Supplied material:
========================================================================

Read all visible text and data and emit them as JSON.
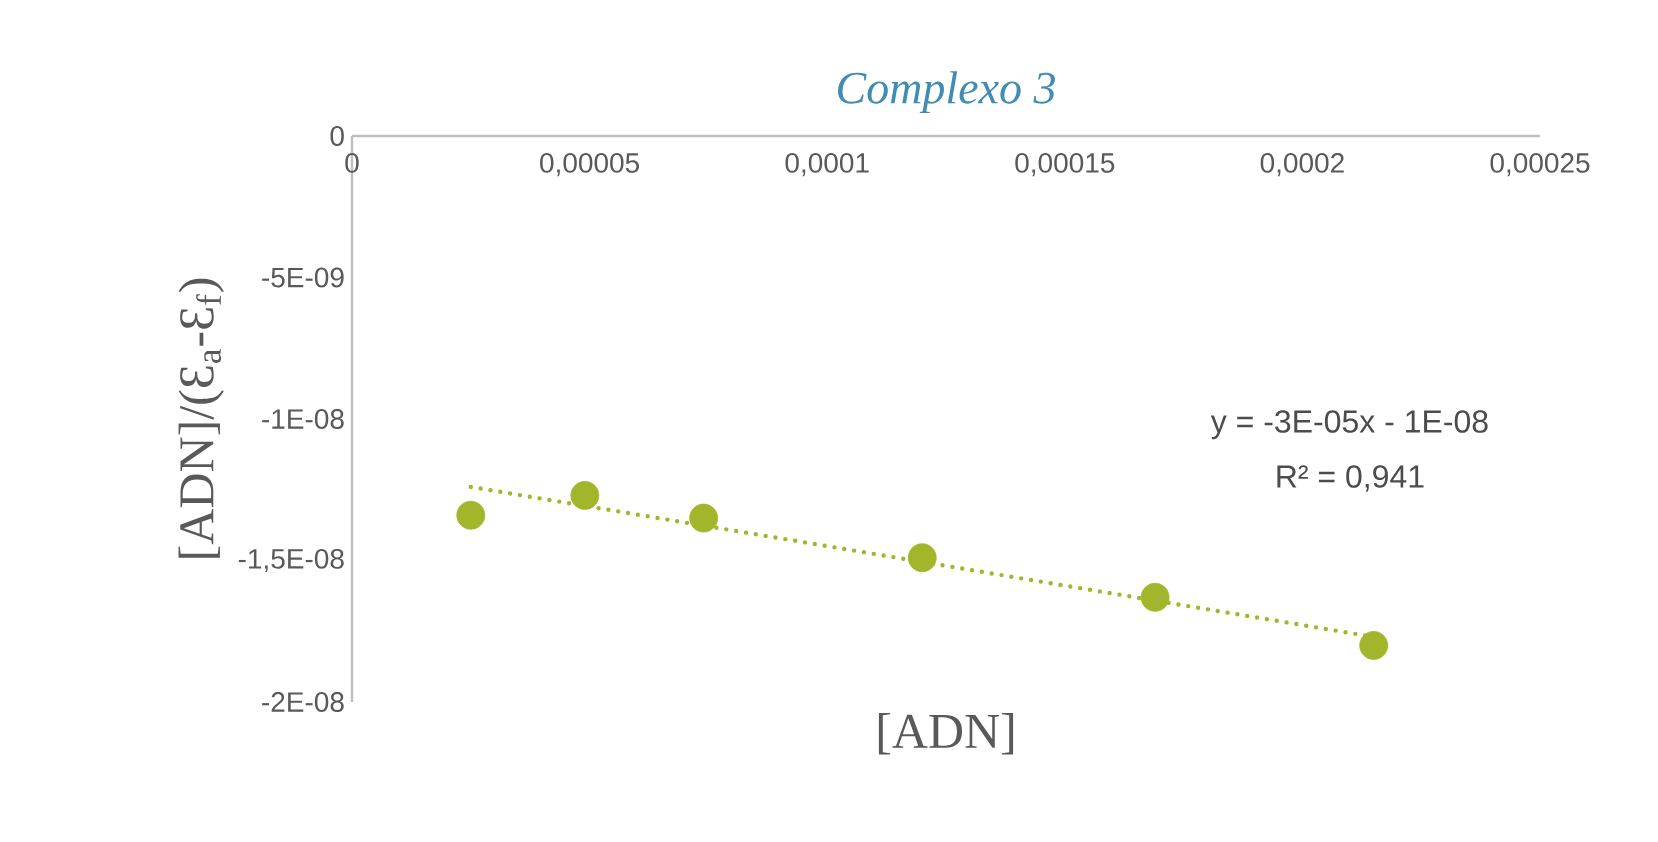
{
  "chart_data": {
    "type": "scatter",
    "title": "Complexo 3",
    "xlabel": "[ADN]",
    "ylabel": "[ADN]/(Ɛ$_{a}$-Ɛ$_{f}$)",
    "xlim": [
      0,
      0.00025
    ],
    "ylim": [
      -2e-08,
      0
    ],
    "xticks": [
      {
        "value": 0,
        "label": "0"
      },
      {
        "value": 5e-05,
        "label": "0,00005"
      },
      {
        "value": 0.0001,
        "label": "0,0001"
      },
      {
        "value": 0.00015,
        "label": "0,00015"
      },
      {
        "value": 0.0002,
        "label": "0,0002"
      },
      {
        "value": 0.00025,
        "label": "0,00025"
      }
    ],
    "yticks": [
      {
        "value": 0,
        "label": "0"
      },
      {
        "value": -5e-09,
        "label": "-5E-09"
      },
      {
        "value": -1e-08,
        "label": "-1E-08"
      },
      {
        "value": -1.5e-08,
        "label": "-1,5E-08"
      },
      {
        "value": -2e-08,
        "label": "-2E-08"
      }
    ],
    "series": [
      {
        "color": "#a2b52b",
        "marker": "circle",
        "x": [
          2.5e-05,
          4.9e-05,
          7.4e-05,
          0.00012,
          0.000169,
          0.000215
        ],
        "values": [
          -1.34e-08,
          -1.27e-08,
          -1.35e-08,
          -1.49e-08,
          -1.63e-08,
          -1.8e-08
        ]
      },
      {
        "type": "line",
        "color": "#a2b52b",
        "line_style": "dotted",
        "marker": "none",
        "x": [
          2.5e-05,
          0.000215
        ],
        "values": [
          -1.24e-08,
          -1.77e-08
        ]
      }
    ],
    "annotations": [
      "y = -3E-05x - 1E-08",
      "R² = 0,941"
    ],
    "grid": false,
    "legend": false
  }
}
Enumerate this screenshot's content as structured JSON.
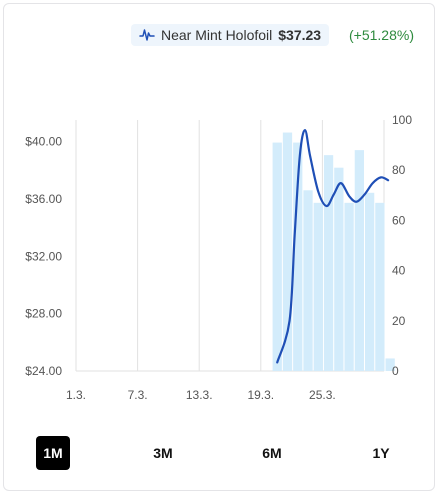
{
  "legend": {
    "label": "Near Mint Holofoil",
    "price": "$37.23",
    "change": "(+51.28%)",
    "icon": "line-chart-icon"
  },
  "colors": {
    "line": "#1f4fb6",
    "bar": "#d3ecfb",
    "grid": "#e2e2e2",
    "change_positive": "#2e8b3e",
    "active_button": "#000000"
  },
  "range_buttons": [
    {
      "label": "1M",
      "active": true
    },
    {
      "label": "3M",
      "active": false
    },
    {
      "label": "6M",
      "active": false
    },
    {
      "label": "1Y",
      "active": false
    }
  ],
  "chart_data": {
    "type": "line",
    "grid": "vertical",
    "x_ticks": [
      "1.3.",
      "7.3.",
      "13.3.",
      "19.3.",
      "25.3."
    ],
    "x_range_days": [
      0,
      30
    ],
    "y_left": {
      "range": [
        24,
        41.5
      ],
      "ticks": [
        "$24.00",
        "$28.00",
        "$32.00",
        "$36.00",
        "$40.00"
      ],
      "tick_values": [
        24,
        28,
        32,
        36,
        40
      ]
    },
    "y_right": {
      "range": [
        0,
        100
      ],
      "ticks": [
        "0",
        "20",
        "40",
        "60",
        "80",
        "100"
      ],
      "tick_values": [
        0,
        20,
        40,
        60,
        80,
        100
      ]
    },
    "series": [
      {
        "kind": "line",
        "axis": "left",
        "points": [
          [
            19.6,
            24.6
          ],
          [
            20.8,
            27.5
          ],
          [
            21.3,
            33.5
          ],
          [
            21.8,
            39.0
          ],
          [
            22.3,
            40.8
          ],
          [
            22.8,
            39.0
          ],
          [
            23.6,
            36.5
          ],
          [
            24.4,
            35.5
          ],
          [
            25.1,
            36.3
          ],
          [
            25.8,
            37.1
          ],
          [
            26.6,
            36.2
          ],
          [
            27.3,
            35.8
          ],
          [
            28.1,
            36.3
          ],
          [
            28.9,
            37.1
          ],
          [
            29.7,
            37.5
          ],
          [
            30.4,
            37.3
          ]
        ]
      },
      {
        "kind": "bar",
        "axis": "right",
        "values": [
          [
            19.6,
            91
          ],
          [
            20.6,
            95
          ],
          [
            21.6,
            91
          ],
          [
            22.6,
            72
          ],
          [
            23.6,
            67
          ],
          [
            24.6,
            86
          ],
          [
            25.6,
            81
          ],
          [
            26.6,
            67
          ],
          [
            27.6,
            88
          ],
          [
            28.6,
            71
          ],
          [
            29.6,
            67
          ],
          [
            30.6,
            5
          ]
        ]
      }
    ]
  }
}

========================================================================

What to work on: Excluding the pictures, restate the records above word for word.

Solved exercise:
Read all visible text and data and emit them as JSON.
{
  "chart_data": {
    "type": "scatter",
    "title": "Complexo 3",
    "xlabel": "[ADN]",
    "ylabel": "[ADN]/(Ɛ$_{a}$-Ɛ$_{f}$)",
    "xlim": [
      0,
      0.00025
    ],
    "ylim": [
      -2e-08,
      0
    ],
    "xticks": [
      {
        "value": 0,
        "label": "0"
      },
      {
        "value": 5e-05,
        "label": "0,00005"
      },
      {
        "value": 0.0001,
        "label": "0,0001"
      },
      {
        "value": 0.00015,
        "label": "0,00015"
      },
      {
        "value": 0.0002,
        "label": "0,0002"
      },
      {
        "value": 0.00025,
        "label": "0,00025"
      }
    ],
    "yticks": [
      {
        "value": 0,
        "label": "0"
      },
      {
        "value": -5e-09,
        "label": "-5E-09"
      },
      {
        "value": -1e-08,
        "label": "-1E-08"
      },
      {
        "value": -1.5e-08,
        "label": "-1,5E-08"
      },
      {
        "value": -2e-08,
        "label": "-2E-08"
      }
    ],
    "series": [
      {
        "color": "#a2b52b",
        "marker": "circle",
        "x": [
          2.5e-05,
          4.9e-05,
          7.4e-05,
          0.00012,
          0.000169,
          0.000215
        ],
        "values": [
          -1.34e-08,
          -1.27e-08,
          -1.35e-08,
          -1.49e-08,
          -1.63e-08,
          -1.8e-08
        ]
      },
      {
        "type": "line",
        "color": "#a2b52b",
        "line_style": "dotted",
        "marker": "none",
        "x": [
          2.5e-05,
          0.000215
        ],
        "values": [
          -1.24e-08,
          -1.77e-08
        ]
      }
    ],
    "annotations": [
      "y = -3E-05x - 1E-08",
      "R² = 0,941"
    ],
    "grid": false,
    "legend": false
  }
}
Enumerate this screenshot's content as structured JSON.
{
  "legend": {
    "label": "Near Mint Holofoil",
    "price": "$37.23",
    "change": "(+51.28%)",
    "icon": "line-chart-icon"
  },
  "colors": {
    "line": "#1f4fb6",
    "bar": "#d3ecfb",
    "grid": "#e2e2e2",
    "change_positive": "#2e8b3e",
    "active_button": "#000000"
  },
  "range_buttons": [
    {
      "label": "1M",
      "active": true
    },
    {
      "label": "3M",
      "active": false
    },
    {
      "label": "6M",
      "active": false
    },
    {
      "label": "1Y",
      "active": false
    }
  ],
  "chart_data": {
    "type": "line",
    "grid": "vertical",
    "x_ticks": [
      "1.3.",
      "7.3.",
      "13.3.",
      "19.3.",
      "25.3."
    ],
    "x_range_days": [
      0,
      30
    ],
    "y_left": {
      "range": [
        24,
        41.5
      ],
      "ticks": [
        "$24.00",
        "$28.00",
        "$32.00",
        "$36.00",
        "$40.00"
      ],
      "tick_values": [
        24,
        28,
        32,
        36,
        40
      ]
    },
    "y_right": {
      "range": [
        0,
        100
      ],
      "ticks": [
        "0",
        "20",
        "40",
        "60",
        "80",
        "100"
      ],
      "tick_values": [
        0,
        20,
        40,
        60,
        80,
        100
      ]
    },
    "series": [
      {
        "kind": "line",
        "axis": "left",
        "points": [
          [
            19.6,
            24.6
          ],
          [
            20.8,
            27.5
          ],
          [
            21.3,
            33.5
          ],
          [
            21.8,
            39.0
          ],
          [
            22.3,
            40.8
          ],
          [
            22.8,
            39.0
          ],
          [
            23.6,
            36.5
          ],
          [
            24.4,
            35.5
          ],
          [
            25.1,
            36.3
          ],
          [
            25.8,
            37.1
          ],
          [
            26.6,
            36.2
          ],
          [
            27.3,
            35.8
          ],
          [
            28.1,
            36.3
          ],
          [
            28.9,
            37.1
          ],
          [
            29.7,
            37.5
          ],
          [
            30.4,
            37.3
          ]
        ]
      },
      {
        "kind": "bar",
        "axis": "right",
        "values": [
          [
            19.6,
            91
          ],
          [
            20.6,
            95
          ],
          [
            21.6,
            91
          ],
          [
            22.6,
            72
          ],
          [
            23.6,
            67
          ],
          [
            24.6,
            86
          ],
          [
            25.6,
            81
          ],
          [
            26.6,
            67
          ],
          [
            27.6,
            88
          ],
          [
            28.6,
            71
          ],
          [
            29.6,
            67
          ],
          [
            30.6,
            5
          ]
        ]
      }
    ]
  }
}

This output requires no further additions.